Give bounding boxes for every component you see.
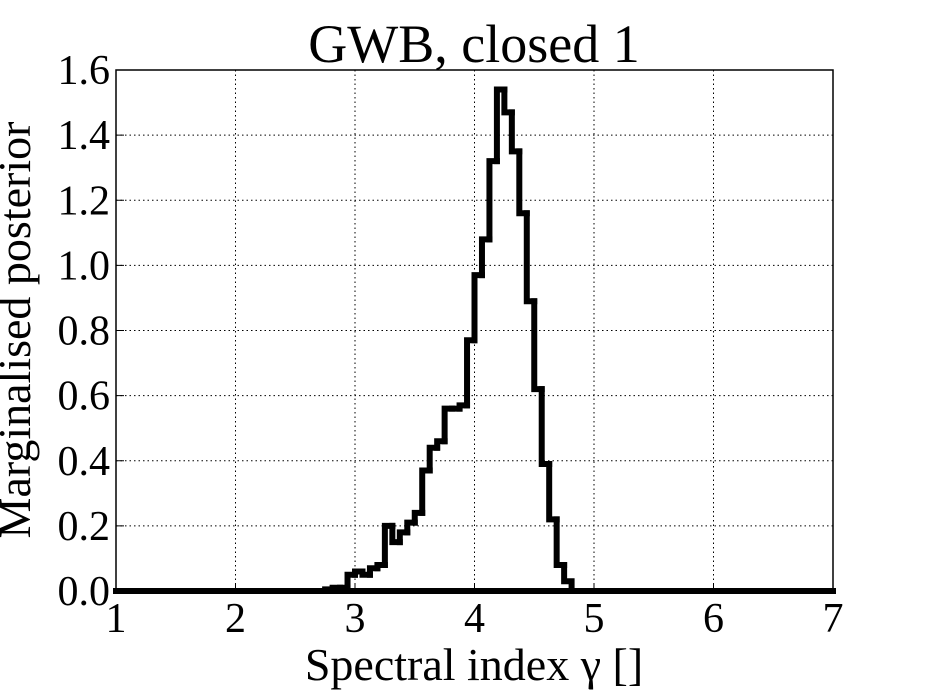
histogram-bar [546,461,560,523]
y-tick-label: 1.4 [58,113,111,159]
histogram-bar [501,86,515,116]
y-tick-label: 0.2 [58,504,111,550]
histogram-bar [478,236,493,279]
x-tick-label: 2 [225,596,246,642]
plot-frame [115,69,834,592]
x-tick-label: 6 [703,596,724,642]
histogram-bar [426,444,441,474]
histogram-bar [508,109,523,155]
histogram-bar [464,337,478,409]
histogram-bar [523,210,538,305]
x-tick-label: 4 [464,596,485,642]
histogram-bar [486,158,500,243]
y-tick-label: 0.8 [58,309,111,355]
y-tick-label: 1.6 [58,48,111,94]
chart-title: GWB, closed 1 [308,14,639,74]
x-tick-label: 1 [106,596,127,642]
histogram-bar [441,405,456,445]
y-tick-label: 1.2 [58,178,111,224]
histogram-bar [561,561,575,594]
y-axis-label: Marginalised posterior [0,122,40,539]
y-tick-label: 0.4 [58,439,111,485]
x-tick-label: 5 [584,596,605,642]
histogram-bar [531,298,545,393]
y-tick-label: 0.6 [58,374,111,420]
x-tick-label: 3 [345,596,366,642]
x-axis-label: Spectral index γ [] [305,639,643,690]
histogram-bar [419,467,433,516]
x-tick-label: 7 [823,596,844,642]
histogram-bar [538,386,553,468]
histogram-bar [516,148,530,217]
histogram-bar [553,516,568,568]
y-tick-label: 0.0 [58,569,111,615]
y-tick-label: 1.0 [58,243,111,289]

==

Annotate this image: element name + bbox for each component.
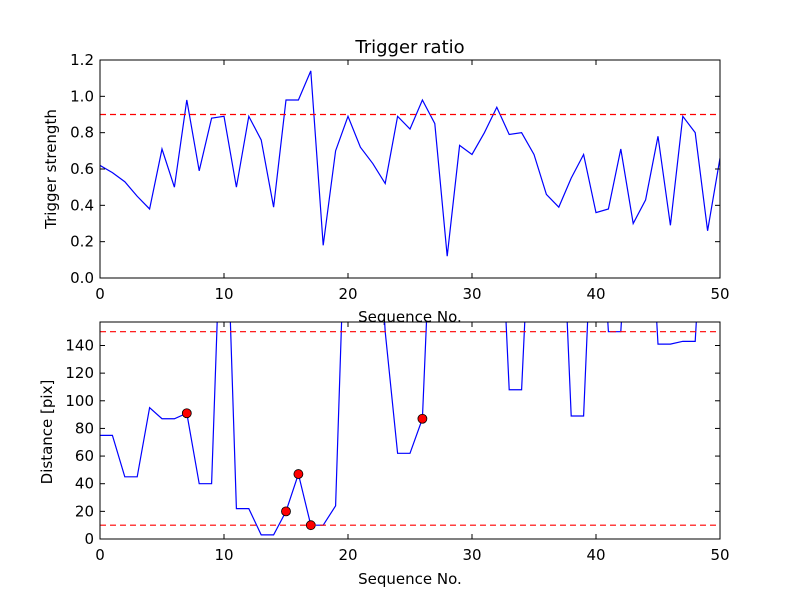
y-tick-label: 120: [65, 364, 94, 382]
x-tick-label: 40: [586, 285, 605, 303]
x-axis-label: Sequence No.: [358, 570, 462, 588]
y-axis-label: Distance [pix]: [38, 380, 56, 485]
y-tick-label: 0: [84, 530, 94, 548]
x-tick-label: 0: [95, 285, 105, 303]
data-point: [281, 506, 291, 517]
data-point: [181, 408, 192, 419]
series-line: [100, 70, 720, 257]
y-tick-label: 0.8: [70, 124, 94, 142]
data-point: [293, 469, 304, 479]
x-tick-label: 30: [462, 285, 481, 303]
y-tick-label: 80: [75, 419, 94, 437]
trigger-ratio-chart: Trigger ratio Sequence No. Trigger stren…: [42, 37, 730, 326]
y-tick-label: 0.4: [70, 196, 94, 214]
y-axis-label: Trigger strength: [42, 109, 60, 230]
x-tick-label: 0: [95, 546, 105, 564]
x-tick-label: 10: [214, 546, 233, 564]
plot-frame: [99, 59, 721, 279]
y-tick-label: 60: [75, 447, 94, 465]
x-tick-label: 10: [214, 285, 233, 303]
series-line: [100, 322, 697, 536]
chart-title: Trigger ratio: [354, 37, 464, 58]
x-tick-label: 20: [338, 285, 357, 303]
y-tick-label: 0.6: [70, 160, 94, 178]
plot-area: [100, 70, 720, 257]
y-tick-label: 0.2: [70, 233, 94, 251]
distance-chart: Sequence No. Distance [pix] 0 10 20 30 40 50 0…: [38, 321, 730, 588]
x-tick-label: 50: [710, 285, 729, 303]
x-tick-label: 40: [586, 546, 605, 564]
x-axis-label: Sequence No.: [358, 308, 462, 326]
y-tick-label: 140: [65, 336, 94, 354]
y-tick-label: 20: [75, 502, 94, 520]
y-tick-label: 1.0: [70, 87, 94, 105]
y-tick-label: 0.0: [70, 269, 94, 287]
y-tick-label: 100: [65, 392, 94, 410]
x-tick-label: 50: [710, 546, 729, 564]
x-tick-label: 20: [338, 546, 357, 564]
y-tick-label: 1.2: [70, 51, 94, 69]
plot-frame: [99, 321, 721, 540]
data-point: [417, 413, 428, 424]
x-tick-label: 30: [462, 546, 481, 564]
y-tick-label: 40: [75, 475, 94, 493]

**WORK TO BE COMPLETED**
Reproduce word for word the lines above, starting at the line containing "histogram-bar [546,461,560,523]" and ending at the line containing "x-tick-label: 6 [703,596,724,642]", with both of those lines included.

**REPLY**
histogram-bar [546,461,560,523]
y-tick-label: 1.4 [58,113,111,159]
histogram-bar [501,86,515,116]
y-tick-label: 0.2 [58,504,111,550]
histogram-bar [478,236,493,279]
x-tick-label: 2 [225,596,246,642]
plot-frame [115,69,834,592]
x-tick-label: 6 [703,596,724,642]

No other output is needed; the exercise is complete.